* [Extrait du texte]:
Vos prises de commandes se sont depuis lors largement taries, ce que nous déplorons. . .

A titre d’exemple, pendant les 6 premiers mois de 2019, sur les 33 propositions ouvertes au total (5404 à 5437), seules 3 ont pour origine votre prospection et aucune n’a abouti. Or début 2019, vos auriez dû bénéficier pleinement de votre prospection faite les années précédentes.

Ainsi à ce jour, sur 2019 aucun nouveau contrat ne peut être attribué à votre action. Aucune proposition commerciale pouvant vous être attribuée n’est en cours. Votre prise de commandes sur 2019 est quasi-inexistante (inférieure à 100 k€ si l’on inclut les quelques avenants sur contrat 2018 comme BOSTIK). Aucun élément ne nous permet de présager d’une amélioration de la situation sur les quatre derniers mois de 2019.

Malgré le fait que nous nous soyons constamment tenus à votre disposition pour vous guider, la situation ne s’est pas améliorée, bien au contraire. Non seulement vos résultats demeurent bien en-deçà des objectifs fixés, mais ils ne cessent de se dégrader.

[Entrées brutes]
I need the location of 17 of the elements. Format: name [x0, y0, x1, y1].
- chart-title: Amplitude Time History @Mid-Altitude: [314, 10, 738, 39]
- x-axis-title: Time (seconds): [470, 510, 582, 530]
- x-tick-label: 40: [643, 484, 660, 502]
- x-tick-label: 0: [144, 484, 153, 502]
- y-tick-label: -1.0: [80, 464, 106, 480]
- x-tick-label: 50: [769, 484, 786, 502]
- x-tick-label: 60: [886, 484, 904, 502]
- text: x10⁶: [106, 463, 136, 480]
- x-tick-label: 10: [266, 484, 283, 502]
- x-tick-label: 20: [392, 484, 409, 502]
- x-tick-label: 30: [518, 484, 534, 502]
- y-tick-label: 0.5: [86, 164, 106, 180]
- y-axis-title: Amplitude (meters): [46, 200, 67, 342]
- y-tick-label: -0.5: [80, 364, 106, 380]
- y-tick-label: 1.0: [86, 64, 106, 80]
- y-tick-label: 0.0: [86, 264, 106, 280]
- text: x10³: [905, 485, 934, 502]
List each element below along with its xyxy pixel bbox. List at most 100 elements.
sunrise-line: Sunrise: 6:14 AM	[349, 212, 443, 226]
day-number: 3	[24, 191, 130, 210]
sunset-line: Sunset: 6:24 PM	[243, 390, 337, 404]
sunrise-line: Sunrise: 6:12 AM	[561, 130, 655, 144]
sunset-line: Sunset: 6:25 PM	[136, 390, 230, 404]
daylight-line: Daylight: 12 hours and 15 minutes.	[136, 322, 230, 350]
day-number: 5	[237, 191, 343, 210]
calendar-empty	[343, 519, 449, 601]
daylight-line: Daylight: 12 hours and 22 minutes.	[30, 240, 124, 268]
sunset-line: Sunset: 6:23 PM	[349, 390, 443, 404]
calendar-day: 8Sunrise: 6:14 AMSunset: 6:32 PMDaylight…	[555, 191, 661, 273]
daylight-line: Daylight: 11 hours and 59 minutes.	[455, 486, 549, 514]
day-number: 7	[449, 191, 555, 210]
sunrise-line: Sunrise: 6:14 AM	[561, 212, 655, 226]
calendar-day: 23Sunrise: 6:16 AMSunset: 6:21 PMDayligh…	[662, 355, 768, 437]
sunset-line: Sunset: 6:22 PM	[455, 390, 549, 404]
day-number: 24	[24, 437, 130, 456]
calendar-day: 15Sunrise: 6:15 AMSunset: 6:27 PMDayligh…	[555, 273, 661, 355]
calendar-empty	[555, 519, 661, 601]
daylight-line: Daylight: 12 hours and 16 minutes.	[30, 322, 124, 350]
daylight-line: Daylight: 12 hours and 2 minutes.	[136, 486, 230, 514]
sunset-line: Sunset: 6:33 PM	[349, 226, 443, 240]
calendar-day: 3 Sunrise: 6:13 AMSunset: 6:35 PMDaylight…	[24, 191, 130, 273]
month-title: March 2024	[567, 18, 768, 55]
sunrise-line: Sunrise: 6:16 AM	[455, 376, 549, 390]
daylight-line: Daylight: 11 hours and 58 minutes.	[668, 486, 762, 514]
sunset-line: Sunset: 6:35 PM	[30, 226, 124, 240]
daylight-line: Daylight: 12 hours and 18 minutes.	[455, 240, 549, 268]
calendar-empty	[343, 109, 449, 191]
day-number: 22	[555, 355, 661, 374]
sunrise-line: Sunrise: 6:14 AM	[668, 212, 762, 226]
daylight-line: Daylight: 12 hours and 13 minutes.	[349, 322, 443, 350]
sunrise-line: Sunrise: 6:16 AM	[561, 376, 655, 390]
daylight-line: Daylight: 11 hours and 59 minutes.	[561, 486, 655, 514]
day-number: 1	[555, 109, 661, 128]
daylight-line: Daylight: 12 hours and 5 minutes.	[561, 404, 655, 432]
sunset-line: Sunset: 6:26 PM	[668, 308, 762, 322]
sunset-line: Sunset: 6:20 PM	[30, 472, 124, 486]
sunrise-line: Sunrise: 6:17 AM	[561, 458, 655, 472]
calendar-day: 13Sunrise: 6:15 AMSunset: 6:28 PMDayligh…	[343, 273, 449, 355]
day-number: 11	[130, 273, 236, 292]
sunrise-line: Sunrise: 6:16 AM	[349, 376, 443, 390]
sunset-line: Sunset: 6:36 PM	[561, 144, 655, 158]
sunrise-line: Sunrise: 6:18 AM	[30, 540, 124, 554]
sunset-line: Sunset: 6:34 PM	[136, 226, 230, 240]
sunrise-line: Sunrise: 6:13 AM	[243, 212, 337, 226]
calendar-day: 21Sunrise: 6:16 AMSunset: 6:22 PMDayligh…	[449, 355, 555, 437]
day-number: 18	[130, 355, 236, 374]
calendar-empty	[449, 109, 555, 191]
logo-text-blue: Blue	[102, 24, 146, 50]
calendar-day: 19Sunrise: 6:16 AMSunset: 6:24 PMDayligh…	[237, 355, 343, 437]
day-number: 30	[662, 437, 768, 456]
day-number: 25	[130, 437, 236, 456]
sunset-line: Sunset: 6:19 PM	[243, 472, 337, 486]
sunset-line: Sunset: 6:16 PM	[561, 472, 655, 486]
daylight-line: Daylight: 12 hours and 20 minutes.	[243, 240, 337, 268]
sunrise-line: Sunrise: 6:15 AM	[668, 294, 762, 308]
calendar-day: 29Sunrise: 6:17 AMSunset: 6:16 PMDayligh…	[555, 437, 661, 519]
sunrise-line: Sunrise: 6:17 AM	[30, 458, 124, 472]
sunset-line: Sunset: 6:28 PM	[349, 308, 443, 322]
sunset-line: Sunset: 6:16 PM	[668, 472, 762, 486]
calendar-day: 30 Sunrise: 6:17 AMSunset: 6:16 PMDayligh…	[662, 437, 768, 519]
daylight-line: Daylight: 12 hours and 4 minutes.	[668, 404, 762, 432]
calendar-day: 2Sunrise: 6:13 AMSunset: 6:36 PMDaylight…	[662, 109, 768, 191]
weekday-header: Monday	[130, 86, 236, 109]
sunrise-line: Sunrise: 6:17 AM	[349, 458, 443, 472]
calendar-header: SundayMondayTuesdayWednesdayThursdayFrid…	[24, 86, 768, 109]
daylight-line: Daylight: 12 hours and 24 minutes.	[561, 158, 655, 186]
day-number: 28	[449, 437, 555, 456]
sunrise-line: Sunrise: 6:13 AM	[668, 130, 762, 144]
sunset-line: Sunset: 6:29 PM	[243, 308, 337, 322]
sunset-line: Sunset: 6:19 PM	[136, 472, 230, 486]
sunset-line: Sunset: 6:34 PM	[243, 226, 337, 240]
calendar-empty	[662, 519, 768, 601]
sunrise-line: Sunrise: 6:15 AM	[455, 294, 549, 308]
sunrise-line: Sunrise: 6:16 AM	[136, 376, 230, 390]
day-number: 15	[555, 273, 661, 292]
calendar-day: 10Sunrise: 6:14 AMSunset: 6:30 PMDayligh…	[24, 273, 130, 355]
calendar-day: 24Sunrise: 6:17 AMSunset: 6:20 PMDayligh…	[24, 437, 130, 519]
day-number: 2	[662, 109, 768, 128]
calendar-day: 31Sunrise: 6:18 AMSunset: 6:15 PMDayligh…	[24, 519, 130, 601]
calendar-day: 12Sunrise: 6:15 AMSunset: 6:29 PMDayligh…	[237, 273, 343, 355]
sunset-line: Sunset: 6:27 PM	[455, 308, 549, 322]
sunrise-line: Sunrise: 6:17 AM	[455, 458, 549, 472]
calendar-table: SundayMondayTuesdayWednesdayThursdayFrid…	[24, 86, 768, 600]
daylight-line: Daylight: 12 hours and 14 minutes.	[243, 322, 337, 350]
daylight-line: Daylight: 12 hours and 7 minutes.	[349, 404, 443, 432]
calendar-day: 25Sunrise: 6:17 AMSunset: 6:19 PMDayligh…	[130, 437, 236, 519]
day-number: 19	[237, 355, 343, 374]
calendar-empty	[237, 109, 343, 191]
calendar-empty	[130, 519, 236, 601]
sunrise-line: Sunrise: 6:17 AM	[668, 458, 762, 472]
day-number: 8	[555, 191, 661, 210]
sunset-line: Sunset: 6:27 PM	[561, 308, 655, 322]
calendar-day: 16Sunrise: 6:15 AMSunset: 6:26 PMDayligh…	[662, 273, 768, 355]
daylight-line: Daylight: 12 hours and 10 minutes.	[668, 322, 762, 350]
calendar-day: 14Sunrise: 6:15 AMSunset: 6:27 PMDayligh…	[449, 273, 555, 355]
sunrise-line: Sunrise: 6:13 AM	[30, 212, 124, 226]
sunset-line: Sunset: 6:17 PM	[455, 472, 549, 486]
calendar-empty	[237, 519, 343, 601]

* [Consigne à suivre]:
Rédigez la suite de l'extrait sur le recul des prises de commandes, en reprenant juste après sa dernière phrase.

* [Réponse attendue]:
Lors de votre entretien préalable, vous nous avez indiqué ne pas partager notre analyse, et avez prétendu que j’avais pris en main les projets les plus intéressants. Vous avez à cet égard cité le projet YPOSKESI. Je tiens à vous rappeler que je suivais déjà ce projet avant votre arrivée. 11 ne m’a pas semblé judicieux ni cohérent, pour une efficacité optimale, de vous confier ce dossier. . .

Vous nous avez par ailleurs indiqué avoir démarché « en long et en large » le groupe DELPHARM, et avez prétendu que ce projet devait vous être attribué. Nous considérons de notre côté que ce projet a été remporté grâce aux relations passées entre Monsieur [W] [F] et Monsieur [C] [P] (Monsieur [W] [F] ayant d’ailleurs pris le soin de contacter en direct Monsieur [C] [P] pour le consulter sur le projet).

Pour le reste, si nous nous sommes saisis d’un certain nombre de projets, c’est au regard de votre manque d’implication.

Nous faisons par ailleurs le constat de la difficulté que vous rencontrez dans l’exercice de vos missions au quotidien.

‘ Des défaillances dans l’exercice de vos missions :

Vous rencontrez des difficultés pour adapter votre discours commercial à nos clients.

A cette carence, s’ajoute un manque cruel de connaissance des références CERIS Ingénierie, ce qui explique en partie votre volume de vente très insuffisant.

Une telle situation démontre votre manque d’implication dans la gestion de votre activité, qui entache le dynamisme de notre action commerciale.

‘ Des difficultés manifestes à adapter votre discours commercial :

Malgré votre expérience significative dans le domaine commercial, vous peinez à adapter votre discours en fonction de votre interlocuteur.

Lors de votre entretien préalable, vous nous avez indiqué ne ressentir aucune difficulté par rapport au discours commercial. Les exemples ci-dessous attestent pourtant du contraire !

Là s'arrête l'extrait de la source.